_TASKS_
A) Summarize the Granite Construction excerpt in two sentences.
B) From the Granite Construction excerpt, return the stretch from "The operations of" through "estate joint venture.", copied word for word.

_SOURCE DOCUMENT_
Line Item Joint Ventures
 
The revenue for each line item joint venture partner’s discrete items of work is defined in the contract with the project owner and each venture partner bears the profitability risk associated with its own work. There is not a single set of books and records for a line item joint venture. Each partner accounts for its items of work individually as it would for any self-performed contract. We account for our portion of these contracts as project revenues and costs in our accounting system and include receivables and payables associated with our work in our condensed consolidated financial statements. As of September 30, 2010, we had two active line item joint venture construction projects with a total contract value of $51.9 million and $146.6 million of which our portion was $21.0 million and $64. 7 million, respectively. As of September 30, 2010, we had approximately $13.0 million and $21.0 million of revenue remaining to be recognized on these projects, respectively.
 
GRANITE CONSTRUCTION INCORPORATED
NOTES TO THE CONDENSED CONSOLIDATED FINANCIAL STATEMENTS
(Unaudited)
 
8.
Real Estate Entities and Investments in Affiliates
 
The operations of our Real Estate segment are conducted through our wholly owned subsidiary, Granite Land Company (“GLC”). Generally, GLC participates together with third-party partners in entities that are formed to accomplish specific real estate development projects. The agreements with GLC’s partners in these real estate entities define each partner’s management role and financial responsibility in the project. If one of GLC’s partners is unable to fulfill its management role or make its required financial contribution, GLC may assume full management or financial responsibility for the project. This may result in the consolidation of entities that are accounted for under the equity method in our consolidated financial statements. The amount of GLC’s expos ure is limited to GLC’s equity investment in the real estate joint venture.
 
As discussed in Note 1, effective in 2010 we adopted an accounting standard that provides a new approach for determining a VIE’s primary beneficiary and requires continual evaluation of the primary beneficiary. The adoption of the new accounting standard did not have a material impact on the treatment of any of our real estate entities or investments in affiliates.

_COLLECTED MATERIAL_
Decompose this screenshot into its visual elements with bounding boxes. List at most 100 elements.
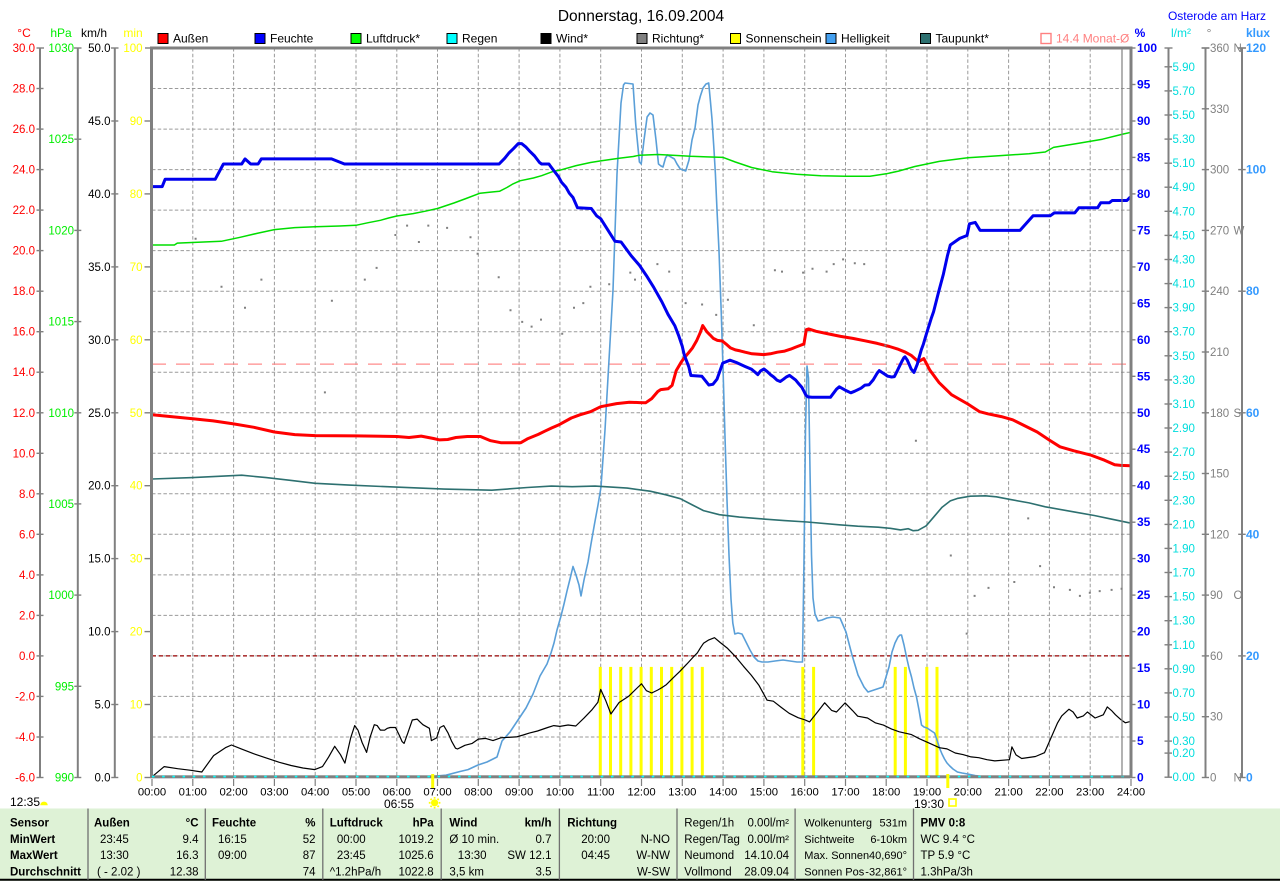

_ANSWERS PROVIDED_
A) In a line item joint venture, the contract with the project owner defines each partner's revenue for its discrete items of work, each partner bears the profitability risk of its own work and accounts for it individually, and no single set of books and records exists. The Real Estate segment operates through the wholly owned subsidiary Granite Land Company, which participates with third-party partners in entities formed for specific real estate development projects, and its exposure is limited to its equity investment in the real estate joint venture.

B)
The operations of our Real Estate segment are conducted through our wholly owned subsidiary, Granite Land Company (“GLC”). Generally, GLC participates together with third-party partners in entities that are formed to accomplish specific real estate development projects. The agreements with GLC’s partners in these real estate entities define each partner’s management role and financial responsibility in the project. If one of GLC’s partners is unable to fulfill its management role or make its required financial contribution, GLC may assume full management or financial responsibility for the project. This may result in the consolidation of entities that are accounted for under the equity method in our consolidated financial statements. The amount of GLC’s expos ure is limited to GLC’s equity investment in the real estate joint venture.